◆ **Task to carry out**
All lines featuring the string "CAPICUA" are to be listed.

------ Stored data

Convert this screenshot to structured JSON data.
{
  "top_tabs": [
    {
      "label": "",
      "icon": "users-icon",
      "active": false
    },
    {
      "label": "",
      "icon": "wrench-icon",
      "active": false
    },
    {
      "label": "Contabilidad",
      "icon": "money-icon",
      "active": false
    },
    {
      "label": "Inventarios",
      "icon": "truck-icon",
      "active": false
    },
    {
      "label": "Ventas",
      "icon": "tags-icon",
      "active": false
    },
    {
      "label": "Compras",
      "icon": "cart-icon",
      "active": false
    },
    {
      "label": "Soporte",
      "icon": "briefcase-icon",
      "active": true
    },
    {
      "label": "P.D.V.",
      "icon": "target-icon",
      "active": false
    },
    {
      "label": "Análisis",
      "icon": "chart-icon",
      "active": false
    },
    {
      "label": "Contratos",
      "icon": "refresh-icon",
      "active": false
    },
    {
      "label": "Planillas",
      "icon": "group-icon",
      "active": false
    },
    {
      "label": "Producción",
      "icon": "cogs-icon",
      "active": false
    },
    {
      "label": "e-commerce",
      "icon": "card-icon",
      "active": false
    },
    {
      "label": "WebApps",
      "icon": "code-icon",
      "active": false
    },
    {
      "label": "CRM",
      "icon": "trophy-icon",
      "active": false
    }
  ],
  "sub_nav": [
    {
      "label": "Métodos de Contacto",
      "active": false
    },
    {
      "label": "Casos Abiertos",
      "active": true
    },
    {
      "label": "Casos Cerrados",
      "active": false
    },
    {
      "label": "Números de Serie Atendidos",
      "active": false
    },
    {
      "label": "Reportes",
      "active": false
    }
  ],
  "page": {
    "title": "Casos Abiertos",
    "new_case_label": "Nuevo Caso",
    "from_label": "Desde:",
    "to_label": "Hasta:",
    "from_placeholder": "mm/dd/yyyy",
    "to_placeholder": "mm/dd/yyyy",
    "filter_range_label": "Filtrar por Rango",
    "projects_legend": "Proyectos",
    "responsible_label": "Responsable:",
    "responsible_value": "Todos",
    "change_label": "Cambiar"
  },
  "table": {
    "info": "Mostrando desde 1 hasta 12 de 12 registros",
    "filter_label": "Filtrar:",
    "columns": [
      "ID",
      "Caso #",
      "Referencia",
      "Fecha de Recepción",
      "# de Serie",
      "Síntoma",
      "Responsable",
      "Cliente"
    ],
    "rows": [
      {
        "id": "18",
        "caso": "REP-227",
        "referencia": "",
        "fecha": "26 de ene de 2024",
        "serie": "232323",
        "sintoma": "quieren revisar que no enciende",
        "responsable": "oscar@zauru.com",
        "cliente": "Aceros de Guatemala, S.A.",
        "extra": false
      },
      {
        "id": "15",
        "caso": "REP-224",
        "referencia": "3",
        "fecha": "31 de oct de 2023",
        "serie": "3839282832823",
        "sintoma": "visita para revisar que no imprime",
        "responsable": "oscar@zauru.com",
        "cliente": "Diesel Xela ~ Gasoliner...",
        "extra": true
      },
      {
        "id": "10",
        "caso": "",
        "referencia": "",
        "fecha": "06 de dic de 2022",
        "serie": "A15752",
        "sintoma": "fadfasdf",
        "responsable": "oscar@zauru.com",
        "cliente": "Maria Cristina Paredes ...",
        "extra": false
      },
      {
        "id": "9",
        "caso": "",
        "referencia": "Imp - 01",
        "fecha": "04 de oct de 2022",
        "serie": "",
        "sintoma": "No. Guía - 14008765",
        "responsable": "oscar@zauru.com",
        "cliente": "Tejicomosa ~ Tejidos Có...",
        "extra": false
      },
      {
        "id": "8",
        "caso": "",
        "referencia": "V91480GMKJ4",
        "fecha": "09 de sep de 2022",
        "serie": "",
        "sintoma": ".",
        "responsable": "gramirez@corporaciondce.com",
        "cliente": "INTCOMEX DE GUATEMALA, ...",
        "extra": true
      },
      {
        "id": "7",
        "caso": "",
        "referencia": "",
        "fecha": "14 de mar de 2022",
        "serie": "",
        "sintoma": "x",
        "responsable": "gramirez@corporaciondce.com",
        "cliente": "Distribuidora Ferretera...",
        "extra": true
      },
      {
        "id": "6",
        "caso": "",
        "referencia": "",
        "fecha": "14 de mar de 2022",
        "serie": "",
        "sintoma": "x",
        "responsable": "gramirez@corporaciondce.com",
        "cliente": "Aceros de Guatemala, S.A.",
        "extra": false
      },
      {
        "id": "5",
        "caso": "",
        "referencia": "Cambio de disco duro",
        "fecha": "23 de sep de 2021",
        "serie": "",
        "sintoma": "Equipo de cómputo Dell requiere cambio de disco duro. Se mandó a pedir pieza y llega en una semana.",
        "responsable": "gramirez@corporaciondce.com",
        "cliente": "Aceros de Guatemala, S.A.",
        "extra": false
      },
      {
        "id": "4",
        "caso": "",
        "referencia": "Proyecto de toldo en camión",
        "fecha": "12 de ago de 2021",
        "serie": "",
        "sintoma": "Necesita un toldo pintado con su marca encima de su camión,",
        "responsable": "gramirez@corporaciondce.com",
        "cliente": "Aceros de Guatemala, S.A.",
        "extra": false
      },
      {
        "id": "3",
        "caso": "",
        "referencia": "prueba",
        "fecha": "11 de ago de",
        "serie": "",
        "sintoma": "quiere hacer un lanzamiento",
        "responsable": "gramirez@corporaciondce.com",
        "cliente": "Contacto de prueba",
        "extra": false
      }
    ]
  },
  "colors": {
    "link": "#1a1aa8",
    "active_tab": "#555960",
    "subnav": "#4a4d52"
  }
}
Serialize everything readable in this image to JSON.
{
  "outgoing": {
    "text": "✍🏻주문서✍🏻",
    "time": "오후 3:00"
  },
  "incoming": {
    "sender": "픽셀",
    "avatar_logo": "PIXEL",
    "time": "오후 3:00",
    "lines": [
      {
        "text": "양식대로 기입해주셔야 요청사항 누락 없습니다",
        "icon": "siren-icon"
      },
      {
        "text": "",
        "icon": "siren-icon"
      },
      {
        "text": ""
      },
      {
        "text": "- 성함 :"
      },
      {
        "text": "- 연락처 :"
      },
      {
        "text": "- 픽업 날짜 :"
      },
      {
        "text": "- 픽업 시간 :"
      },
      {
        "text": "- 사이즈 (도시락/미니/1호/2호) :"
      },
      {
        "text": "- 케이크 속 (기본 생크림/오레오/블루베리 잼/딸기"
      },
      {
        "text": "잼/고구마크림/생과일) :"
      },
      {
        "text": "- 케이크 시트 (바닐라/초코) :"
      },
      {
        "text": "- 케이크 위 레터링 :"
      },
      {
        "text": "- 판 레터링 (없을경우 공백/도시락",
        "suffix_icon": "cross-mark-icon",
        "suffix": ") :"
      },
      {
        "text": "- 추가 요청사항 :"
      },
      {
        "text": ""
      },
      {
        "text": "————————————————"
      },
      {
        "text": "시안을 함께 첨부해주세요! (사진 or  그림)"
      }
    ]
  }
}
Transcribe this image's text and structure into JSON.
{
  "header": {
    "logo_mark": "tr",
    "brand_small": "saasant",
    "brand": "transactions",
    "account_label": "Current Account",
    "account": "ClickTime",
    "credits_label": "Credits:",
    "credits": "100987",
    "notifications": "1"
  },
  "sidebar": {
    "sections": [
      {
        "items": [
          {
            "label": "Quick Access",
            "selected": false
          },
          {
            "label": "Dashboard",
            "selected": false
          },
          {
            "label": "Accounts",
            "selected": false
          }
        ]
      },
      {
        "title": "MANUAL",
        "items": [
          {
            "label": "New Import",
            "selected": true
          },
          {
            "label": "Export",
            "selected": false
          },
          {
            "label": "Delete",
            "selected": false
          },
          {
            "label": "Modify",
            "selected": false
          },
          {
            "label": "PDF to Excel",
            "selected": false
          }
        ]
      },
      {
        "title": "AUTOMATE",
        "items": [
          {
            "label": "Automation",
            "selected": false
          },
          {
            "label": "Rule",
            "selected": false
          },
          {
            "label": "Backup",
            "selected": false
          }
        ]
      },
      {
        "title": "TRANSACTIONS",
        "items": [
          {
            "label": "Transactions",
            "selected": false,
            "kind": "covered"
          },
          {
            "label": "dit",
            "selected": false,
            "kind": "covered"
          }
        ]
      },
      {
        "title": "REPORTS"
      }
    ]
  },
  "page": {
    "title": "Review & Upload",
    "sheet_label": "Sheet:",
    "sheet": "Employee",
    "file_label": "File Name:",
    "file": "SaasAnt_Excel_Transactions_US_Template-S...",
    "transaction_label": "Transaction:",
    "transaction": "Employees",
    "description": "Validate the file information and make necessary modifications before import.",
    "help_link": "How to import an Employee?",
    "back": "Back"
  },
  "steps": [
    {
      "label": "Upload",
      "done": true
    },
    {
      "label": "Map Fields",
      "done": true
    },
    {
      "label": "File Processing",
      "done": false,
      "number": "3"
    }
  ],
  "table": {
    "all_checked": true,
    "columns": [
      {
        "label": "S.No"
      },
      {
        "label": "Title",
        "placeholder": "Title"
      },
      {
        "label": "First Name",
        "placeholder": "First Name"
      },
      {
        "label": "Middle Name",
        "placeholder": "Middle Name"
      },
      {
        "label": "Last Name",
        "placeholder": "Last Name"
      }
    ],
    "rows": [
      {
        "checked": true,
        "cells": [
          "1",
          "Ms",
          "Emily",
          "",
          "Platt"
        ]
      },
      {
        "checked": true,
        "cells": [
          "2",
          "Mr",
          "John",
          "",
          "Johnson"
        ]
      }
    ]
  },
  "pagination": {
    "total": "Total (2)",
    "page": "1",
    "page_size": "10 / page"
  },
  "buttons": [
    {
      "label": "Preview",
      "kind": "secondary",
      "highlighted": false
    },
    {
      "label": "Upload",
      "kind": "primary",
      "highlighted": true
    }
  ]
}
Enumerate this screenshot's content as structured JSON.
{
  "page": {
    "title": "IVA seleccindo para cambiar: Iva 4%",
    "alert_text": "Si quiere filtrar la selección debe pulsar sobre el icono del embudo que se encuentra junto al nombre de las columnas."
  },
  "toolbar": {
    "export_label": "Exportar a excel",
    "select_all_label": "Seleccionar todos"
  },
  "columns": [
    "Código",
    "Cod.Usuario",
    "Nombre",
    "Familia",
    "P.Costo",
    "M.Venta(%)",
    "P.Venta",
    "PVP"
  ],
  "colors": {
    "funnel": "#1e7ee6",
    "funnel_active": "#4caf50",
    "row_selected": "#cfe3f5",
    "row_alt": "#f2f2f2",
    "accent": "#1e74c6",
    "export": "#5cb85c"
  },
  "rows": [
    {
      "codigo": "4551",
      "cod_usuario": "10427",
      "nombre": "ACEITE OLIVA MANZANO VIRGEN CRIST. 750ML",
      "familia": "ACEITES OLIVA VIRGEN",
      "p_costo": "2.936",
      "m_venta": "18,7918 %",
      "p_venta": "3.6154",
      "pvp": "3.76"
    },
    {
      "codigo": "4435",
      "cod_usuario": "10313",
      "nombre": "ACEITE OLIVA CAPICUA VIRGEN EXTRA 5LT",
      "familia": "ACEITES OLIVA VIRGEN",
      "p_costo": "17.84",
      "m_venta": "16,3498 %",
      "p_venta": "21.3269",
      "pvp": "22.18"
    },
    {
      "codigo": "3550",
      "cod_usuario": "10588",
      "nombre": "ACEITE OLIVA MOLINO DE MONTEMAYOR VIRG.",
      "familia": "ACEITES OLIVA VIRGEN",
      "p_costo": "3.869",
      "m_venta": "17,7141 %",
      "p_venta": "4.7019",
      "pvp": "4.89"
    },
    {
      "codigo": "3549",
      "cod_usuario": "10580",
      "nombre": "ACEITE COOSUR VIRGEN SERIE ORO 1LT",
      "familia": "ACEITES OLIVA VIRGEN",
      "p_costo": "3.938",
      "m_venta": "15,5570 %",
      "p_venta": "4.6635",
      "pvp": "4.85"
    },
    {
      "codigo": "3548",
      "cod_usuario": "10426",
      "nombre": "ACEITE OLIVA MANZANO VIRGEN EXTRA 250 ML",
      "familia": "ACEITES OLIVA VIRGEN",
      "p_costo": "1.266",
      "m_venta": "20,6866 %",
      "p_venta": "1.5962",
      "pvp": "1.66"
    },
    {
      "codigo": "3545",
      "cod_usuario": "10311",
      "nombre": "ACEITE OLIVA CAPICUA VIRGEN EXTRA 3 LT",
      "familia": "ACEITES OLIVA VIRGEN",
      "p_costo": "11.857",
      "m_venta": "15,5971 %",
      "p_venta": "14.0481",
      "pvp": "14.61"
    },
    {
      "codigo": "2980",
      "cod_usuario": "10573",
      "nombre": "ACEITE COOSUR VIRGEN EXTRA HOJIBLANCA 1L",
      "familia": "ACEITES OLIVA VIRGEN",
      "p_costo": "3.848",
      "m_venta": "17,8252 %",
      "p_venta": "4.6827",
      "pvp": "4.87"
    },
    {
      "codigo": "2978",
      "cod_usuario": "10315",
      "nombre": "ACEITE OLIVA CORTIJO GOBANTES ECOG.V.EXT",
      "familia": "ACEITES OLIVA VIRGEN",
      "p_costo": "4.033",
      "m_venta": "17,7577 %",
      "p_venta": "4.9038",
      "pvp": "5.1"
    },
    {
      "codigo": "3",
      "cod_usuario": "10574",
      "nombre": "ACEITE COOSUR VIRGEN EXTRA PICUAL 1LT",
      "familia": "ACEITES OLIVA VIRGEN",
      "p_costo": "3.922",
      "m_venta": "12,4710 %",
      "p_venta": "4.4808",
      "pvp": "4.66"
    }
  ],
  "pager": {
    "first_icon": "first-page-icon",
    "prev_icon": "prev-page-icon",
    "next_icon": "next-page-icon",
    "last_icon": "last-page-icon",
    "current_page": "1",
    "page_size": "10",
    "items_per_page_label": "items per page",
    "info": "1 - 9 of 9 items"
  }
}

------------

◆ **Correct response**
      "nombre": "ACEITE OLIVA CAPICUA VIRGEN EXTRA 5LT",
      "nombre": "ACEITE OLIVA CAPICUA VIRGEN EXTRA 3 LT",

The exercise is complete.